**WHAT IS NEEDED**
Using the data below, copy each line that includes the word "raccordi".
## begin AVAILABLE RECORDS
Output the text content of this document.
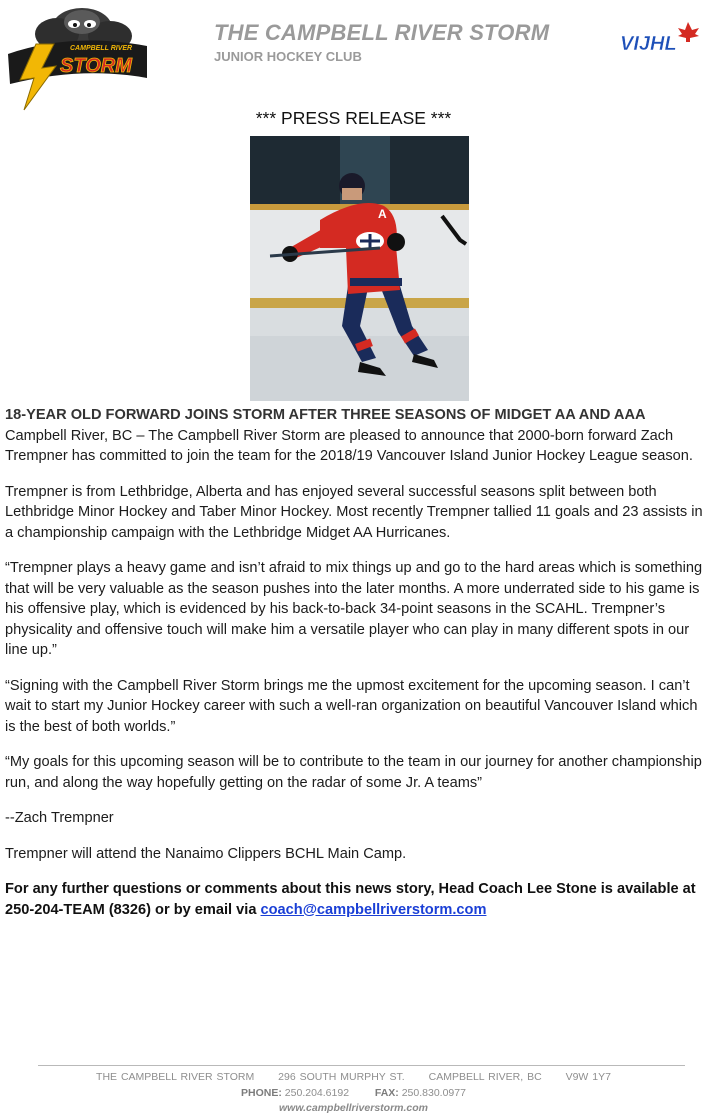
CAMPBELL RIVER
STORM
THE CAMPBELL RIVER STORM
JUNIOR HOCKEY CLUB
VIJHL
*** PRESS RELEASE ***
A
18-YEAR OLD FORWARD JOINS STORM AFTER THREE SEASONS OF MIDGET AA AND AAA

Campbell River, BC – The Campbell River Storm are pleased to announce that 2000-born forward Zach Trempner has committed to join the team for the 2018/19 Vancouver Island Junior Hockey League season.

Trempner is from Lethbridge, Alberta and has enjoyed several successful seasons split between both Lethbridge Minor Hockey and Taber Minor Hockey. Most recently Trempner tallied 11 goals and 23 assists in a championship campaign with the Lethbridge Midget AA Hurricanes.

“Trempner plays a heavy game and isn’t afraid to mix things up and go to the hard areas which is something that will be very valuable as the season pushes into the later months. A more underrated side to his game is his offensive play, which is evidenced by his back-to-back 34-point seasons in the SCAHL. Trempner’s physicality and offensive touch will make him a versatile player who can play in many different spots in our line up.”

“Signing with the Campbell River Storm brings me the upmost excitement for the upcoming season. I can’t wait to start my Junior Hockey career with such a well-ran organization on beautiful Vancouver Island which is the best of both worlds.”

“My goals for this upcoming season will be to contribute to the team in our journey for another championship run, and along the way hopefully getting on the radar of some Jr. A teams”

--Zach Trempner

Trempner will attend the Nanaimo Clippers BCHL Main Camp.

For any further questions or comments about this news story, Head Coach Lee Stone is available at 250-204-TEAM (8326) or by email via coach@campbellriverstorm.com

THE CAMPBELL RIVER STORM 296 SOUTH MURPHY ST. CAMPBELL RIVER, BC V9W 1Y7
PHONE: 250.204.6192 FAX: 250.830.0977
www.campbellriverstorm.com
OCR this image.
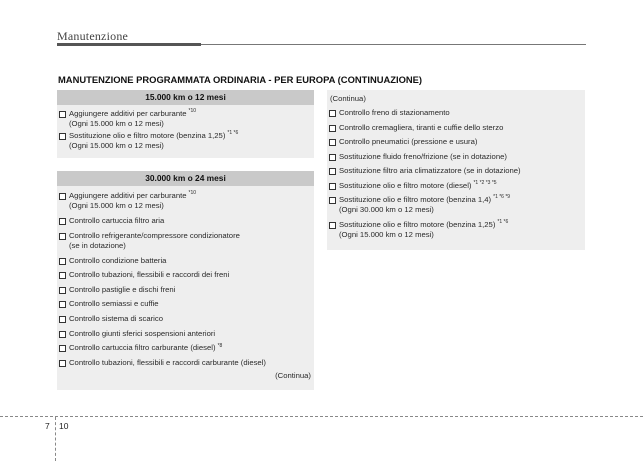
Manutenzione
MANUTENZIONE PROGRAMMATA ORDINARIA - PER EUROPA (CONTINUAZIONE)
15.000 km o 12 mesi
Aggiungere additivi per carburante $^{*10}$
(Ogni 15.000 km o 12 mesi)
Sostituzione olio e filtro motore (benzina 1,25) $^{*1 *6}$
(Ogni 15.000 km o 12 mesi)
30.000 km o 24 mesi
Aggiungere additivi per carburante $^{*10}$
(Ogni 15.000 km o 12 mesi)
Controllo cartuccia filtro aria
Controllo refrigerante/compressore condizionatore
(se in dotazione)
Controllo condizione batteria
Controllo tubazioni, flessibili e raccordi dei freni
Controllo pastiglie e dischi freni
Controllo semiassi e cuffie
Controllo sistema di scarico
Controllo giunti sferici sospensioni anteriori
Controllo cartuccia filtro carburante (diesel) $^{*8}$
Controllo tubazioni, flessibili e raccordi carburante (diesel)
(Continua)
(Continua)
Controllo freno di stazionamento
Controllo cremagliera, tiranti e cuffie dello sterzo
Controllo pneumatici (pressione e usura)
Sostituzione fluido freno/frizione (se in dotazione)
Sostituzione filtro aria climatizzatore (se in dotazione)
Sostituzione olio e filtro motore (diesel) $^{*1 *2 *3 *5}$
Sostituzione olio e filtro motore (benzina 1,4) $^{*1 *6 *9}$
(Ogni 30.000 km o 12 mesi)
Sostituzione olio e filtro motore (benzina 1,25) $^{*1 *6}$
(Ogni 15.000 km o 12 mesi)
7 10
## end AVAILABLE RECORDS
**FULL SOLUTION**
Controllo tubazioni, flessibili e raccordi dei freni
Controllo tubazioni, flessibili e raccordi carburante (diesel)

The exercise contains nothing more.